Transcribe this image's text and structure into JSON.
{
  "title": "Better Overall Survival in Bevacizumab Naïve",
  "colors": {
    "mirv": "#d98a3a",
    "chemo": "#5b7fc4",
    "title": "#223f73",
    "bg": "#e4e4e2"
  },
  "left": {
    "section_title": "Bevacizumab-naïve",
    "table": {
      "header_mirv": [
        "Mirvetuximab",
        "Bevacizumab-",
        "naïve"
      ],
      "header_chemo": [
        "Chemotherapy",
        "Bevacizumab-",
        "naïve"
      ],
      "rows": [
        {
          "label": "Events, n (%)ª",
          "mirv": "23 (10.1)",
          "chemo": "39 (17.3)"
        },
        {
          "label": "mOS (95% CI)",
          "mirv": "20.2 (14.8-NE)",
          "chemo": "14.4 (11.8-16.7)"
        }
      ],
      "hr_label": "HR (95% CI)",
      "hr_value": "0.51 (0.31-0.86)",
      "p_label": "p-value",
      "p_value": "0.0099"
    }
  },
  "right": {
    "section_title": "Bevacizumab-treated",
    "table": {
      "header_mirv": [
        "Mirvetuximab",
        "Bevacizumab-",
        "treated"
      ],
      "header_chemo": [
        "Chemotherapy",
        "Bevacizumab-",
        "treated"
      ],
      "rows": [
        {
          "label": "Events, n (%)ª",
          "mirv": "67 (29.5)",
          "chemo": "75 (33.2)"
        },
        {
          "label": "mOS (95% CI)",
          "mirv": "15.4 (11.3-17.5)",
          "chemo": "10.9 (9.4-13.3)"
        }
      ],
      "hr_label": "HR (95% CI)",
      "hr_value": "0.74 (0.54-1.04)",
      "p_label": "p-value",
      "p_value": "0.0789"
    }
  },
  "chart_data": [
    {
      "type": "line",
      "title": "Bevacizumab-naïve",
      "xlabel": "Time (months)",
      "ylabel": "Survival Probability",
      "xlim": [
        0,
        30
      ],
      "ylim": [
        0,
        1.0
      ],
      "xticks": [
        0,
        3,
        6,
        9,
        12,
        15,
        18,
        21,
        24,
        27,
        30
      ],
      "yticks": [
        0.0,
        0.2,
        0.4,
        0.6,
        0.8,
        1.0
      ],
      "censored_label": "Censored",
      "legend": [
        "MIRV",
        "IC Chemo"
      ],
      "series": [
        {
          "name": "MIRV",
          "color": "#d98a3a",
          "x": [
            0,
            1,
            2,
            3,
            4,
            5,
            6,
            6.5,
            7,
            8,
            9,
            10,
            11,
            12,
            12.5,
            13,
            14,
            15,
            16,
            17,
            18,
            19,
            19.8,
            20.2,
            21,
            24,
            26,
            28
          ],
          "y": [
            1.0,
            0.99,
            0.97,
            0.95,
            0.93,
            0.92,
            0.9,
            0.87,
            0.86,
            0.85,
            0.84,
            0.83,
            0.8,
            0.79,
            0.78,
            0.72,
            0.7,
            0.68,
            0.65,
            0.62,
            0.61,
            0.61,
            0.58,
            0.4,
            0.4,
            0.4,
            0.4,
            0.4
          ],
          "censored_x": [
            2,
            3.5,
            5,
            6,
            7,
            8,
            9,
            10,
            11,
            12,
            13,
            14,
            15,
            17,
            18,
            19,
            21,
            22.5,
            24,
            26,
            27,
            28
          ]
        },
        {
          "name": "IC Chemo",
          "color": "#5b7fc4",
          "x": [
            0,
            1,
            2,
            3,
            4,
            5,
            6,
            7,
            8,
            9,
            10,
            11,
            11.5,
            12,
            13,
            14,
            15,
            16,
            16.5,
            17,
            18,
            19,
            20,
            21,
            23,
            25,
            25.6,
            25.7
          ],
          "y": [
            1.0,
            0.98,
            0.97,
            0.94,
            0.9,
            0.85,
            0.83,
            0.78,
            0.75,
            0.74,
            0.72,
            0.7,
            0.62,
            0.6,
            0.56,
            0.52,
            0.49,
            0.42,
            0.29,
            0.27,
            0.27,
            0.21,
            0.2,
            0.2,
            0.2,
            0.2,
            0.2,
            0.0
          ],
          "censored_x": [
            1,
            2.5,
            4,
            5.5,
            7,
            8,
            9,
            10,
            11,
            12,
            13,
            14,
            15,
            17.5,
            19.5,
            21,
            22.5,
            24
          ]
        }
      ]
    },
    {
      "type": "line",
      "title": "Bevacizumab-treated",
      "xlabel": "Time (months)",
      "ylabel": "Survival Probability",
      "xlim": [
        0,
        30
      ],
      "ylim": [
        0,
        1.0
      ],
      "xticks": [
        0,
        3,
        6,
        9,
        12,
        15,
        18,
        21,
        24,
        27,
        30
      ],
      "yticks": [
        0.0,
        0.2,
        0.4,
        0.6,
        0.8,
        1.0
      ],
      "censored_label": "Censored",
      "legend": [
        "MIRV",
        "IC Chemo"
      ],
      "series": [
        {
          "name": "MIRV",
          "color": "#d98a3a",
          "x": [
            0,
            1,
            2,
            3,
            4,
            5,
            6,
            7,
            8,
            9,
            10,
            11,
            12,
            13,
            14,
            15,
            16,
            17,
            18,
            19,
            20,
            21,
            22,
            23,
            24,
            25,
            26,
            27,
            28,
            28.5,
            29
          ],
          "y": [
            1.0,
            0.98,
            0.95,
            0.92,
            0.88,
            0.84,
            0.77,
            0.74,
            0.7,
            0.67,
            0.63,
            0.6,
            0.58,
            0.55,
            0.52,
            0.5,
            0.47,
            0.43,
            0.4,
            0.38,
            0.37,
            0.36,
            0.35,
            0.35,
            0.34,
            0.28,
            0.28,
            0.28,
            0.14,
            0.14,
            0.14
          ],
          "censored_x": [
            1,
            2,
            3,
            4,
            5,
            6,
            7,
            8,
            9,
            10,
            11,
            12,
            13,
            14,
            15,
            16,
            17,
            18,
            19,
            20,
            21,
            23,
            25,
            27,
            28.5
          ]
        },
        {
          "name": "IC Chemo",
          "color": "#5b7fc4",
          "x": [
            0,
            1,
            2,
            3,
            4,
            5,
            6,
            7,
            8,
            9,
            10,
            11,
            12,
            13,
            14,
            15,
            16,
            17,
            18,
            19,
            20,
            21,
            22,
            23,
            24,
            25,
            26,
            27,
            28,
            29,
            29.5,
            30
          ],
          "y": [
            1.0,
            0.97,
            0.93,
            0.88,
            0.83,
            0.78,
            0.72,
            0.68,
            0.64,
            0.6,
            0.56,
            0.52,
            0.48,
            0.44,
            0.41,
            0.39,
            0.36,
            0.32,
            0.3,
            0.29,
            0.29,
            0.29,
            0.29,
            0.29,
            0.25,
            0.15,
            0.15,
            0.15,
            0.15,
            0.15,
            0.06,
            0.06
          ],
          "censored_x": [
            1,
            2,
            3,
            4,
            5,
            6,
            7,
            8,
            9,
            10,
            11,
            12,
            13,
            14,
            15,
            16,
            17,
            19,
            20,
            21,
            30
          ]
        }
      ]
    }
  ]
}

### Task goal
Extract each line of the material exactly as it stands.

### Result of this task
Transcribe this image's text and structure into JSON.
{
  "title": "Better Overall Survival in Bevacizumab Naïve",
  "colors": {
    "mirv": "#d98a3a",
    "chemo": "#5b7fc4",
    "title": "#223f73",
    "bg": "#e4e4e2"
  },
  "left": {
    "section_title": "Bevacizumab-naïve",
    "table": {
      "header_mirv": [
        "Mirvetuximab",
        "Bevacizumab-",
        "naïve"
      ],
      "header_chemo": [
        "Chemotherapy",
        "Bevacizumab-",
        "naïve"
      ],
      "rows": [
        {
          "label": "Events, n (%)ª",
          "mirv": "23 (10.1)",
          "chemo": "39 (17.3)"
        },
        {
          "label": "mOS (95% CI)",
          "mirv": "20.2 (14.8-NE)",
          "chemo": "14.4 (11.8-16.7)"
        }
      ],
      "hr_label": "HR (95% CI)",
      "hr_value": "0.51 (0.31-0.86)",
      "p_label": "p-value",
      "p_value": "0.0099"
    }
  },
  "right": {
    "section_title": "Bevacizumab-treated",
    "table": {
      "header_mirv": [
        "Mirvetuximab",
        "Bevacizumab-",
        "treated"
      ],
      "header_chemo": [
        "Chemotherapy",
        "Bevacizumab-",
        "treated"
      ],
      "rows": [
        {
          "label": "Events, n (%)ª",
          "mirv": "67 (29.5)",
          "chemo": "75 (33.2)"
        },
        {
          "label": "mOS (95% CI)",
          "mirv": "15.4 (11.3-17.5)",
          "chemo": "10.9 (9.4-13.3)"
        }
      ],
      "hr_label": "HR (95% CI)",
      "hr_value": "0.74 (0.54-1.04)",
      "p_label": "p-value",
      "p_value": "0.0789"
    }
  },
  "chart_data": [
    {
      "type": "line",
      "title": "Bevacizumab-naïve",
      "xlabel": "Time (months)",
      "ylabel": "Survival Probability",
      "xlim": [
        0,
        30
      ],
      "ylim": [
        0,
        1.0
      ],
      "xticks": [
        0,
        3,
        6,
        9,
        12,
        15,
        18,
        21,
        24,
        27,
        30
      ],
      "yticks": [
        0.0,
        0.2,
        0.4,
        0.6,
        0.8,
        1.0
      ],
      "censored_label": "Censored",
      "legend": [
        "MIRV",
        "IC Chemo"
      ],
      "series": [
        {
          "name": "MIRV",
          "color": "#d98a3a",
          "x": [
            0,
            1,
            2,
            3,
            4,
            5,
            6,
            6.5,
            7,
            8,
            9,
            10,
            11,
            12,
            12.5,
            13,
            14,
            15,
            16,
            17,
            18,
            19,
            19.8,
            20.2,
            21,
            24,
            26,
            28
          ],
          "y": [
            1.0,
            0.99,
            0.97,
            0.95,
            0.93,
            0.92,
            0.9,
            0.87,
            0.86,
            0.85,
            0.84,
            0.83,
            0.8,
            0.79,
            0.78,
            0.72,
            0.7,
            0.68,
            0.65,
            0.62,
            0.61,
            0.61,
            0.58,
            0.4,
            0.4,
            0.4,
            0.4,
            0.4
          ],
          "censored_x": [
            2,
            3.5,
            5,
            6,
            7,
            8,
            9,
            10,
            11,
            12,
            13,
            14,
            15,
            17,
            18,
            19,
            21,
            22.5,
            24,
            26,
            27,
            28
          ]
        },
        {
          "name": "IC Chemo",
          "color": "#5b7fc4",
          "x": [
            0,
            1,
            2,
            3,
            4,
            5,
            6,
            7,
            8,
            9,
            10,
            11,
            11.5,
            12,
            13,
            14,
            15,
            16,
            16.5,
            17,
            18,
            19,
            20,
            21,
            23,
            25,
            25.6,
            25.7
          ],
          "y": [
            1.0,
            0.98,
            0.97,
            0.94,
            0.9,
            0.85,
            0.83,
            0.78,
            0.75,
            0.74,
            0.72,
            0.7,
            0.62,
            0.6,
            0.56,
            0.52,
            0.49,
            0.42,
            0.29,
            0.27,
            0.27,
            0.21,
            0.2,
            0.2,
            0.2,
            0.2,
            0.2,
            0.0
          ],
          "censored_x": [
            1,
            2.5,
            4,
            5.5,
            7,
            8,
            9,
            10,
            11,
            12,
            13,
            14,
            15,
            17.5,
            19.5,
            21,
            22.5,
            24
          ]
        }
      ]
    },
    {
      "type": "line",
      "title": "Bevacizumab-treated",
      "xlabel": "Time (months)",
      "ylabel": "Survival Probability",
      "xlim": [
        0,
        30
      ],
      "ylim": [
        0,
        1.0
      ],
      "xticks": [
        0,
        3,
        6,
        9,
        12,
        15,
        18,
        21,
        24,
        27,
        30
      ],
      "yticks": [
        0.0,
        0.2,
        0.4,
        0.6,
        0.8,
        1.0
      ],
      "censored_label": "Censored",
      "legend": [
        "MIRV",
        "IC Chemo"
      ],
      "series": [
        {
          "name": "MIRV",
          "color": "#d98a3a",
          "x": [
            0,
            1,
            2,
            3,
            4,
            5,
            6,
            7,
            8,
            9,
            10,
            11,
            12,
            13,
            14,
            15,
            16,
            17,
            18,
            19,
            20,
            21,
            22,
            23,
            24,
            25,
            26,
            27,
            28,
            28.5,
            29
          ],
          "y": [
            1.0,
            0.98,
            0.95,
            0.92,
            0.88,
            0.84,
            0.77,
            0.74,
            0.7,
            0.67,
            0.63,
            0.6,
            0.58,
            0.55,
            0.52,
            0.5,
            0.47,
            0.43,
            0.4,
            0.38,
            0.37,
            0.36,
            0.35,
            0.35,
            0.34,
            0.28,
            0.28,
            0.28,
            0.14,
            0.14,
            0.14
          ],
          "censored_x": [
            1,
            2,
            3,
            4,
            5,
            6,
            7,
            8,
            9,
            10,
            11,
            12,
            13,
            14,
            15,
            16,
            17,
            18,
            19,
            20,
            21,
            23,
            25,
            27,
            28.5
          ]
        },
        {
          "name": "IC Chemo",
          "color": "#5b7fc4",
          "x": [
            0,
            1,
            2,
            3,
            4,
            5,
            6,
            7,
            8,
            9,
            10,
            11,
            12,
            13,
            14,
            15,
            16,
            17,
            18,
            19,
            20,
            21,
            22,
            23,
            24,
            25,
            26,
            27,
            28,
            29,
            29.5,
            30
          ],
          "y": [
            1.0,
            0.97,
            0.93,
            0.88,
            0.83,
            0.78,
            0.72,
            0.68,
            0.64,
            0.6,
            0.56,
            0.52,
            0.48,
            0.44,
            0.41,
            0.39,
            0.36,
            0.32,
            0.3,
            0.29,
            0.29,
            0.29,
            0.29,
            0.29,
            0.25,
            0.15,
            0.15,
            0.15,
            0.15,
            0.15,
            0.06,
            0.06
          ],
          "censored_x": [
            1,
            2,
            3,
            4,
            5,
            6,
            7,
            8,
            9,
            10,
            11,
            12,
            13,
            14,
            15,
            16,
            17,
            19,
            20,
            21,
            30
          ]
        }
      ]
    }
  ]
}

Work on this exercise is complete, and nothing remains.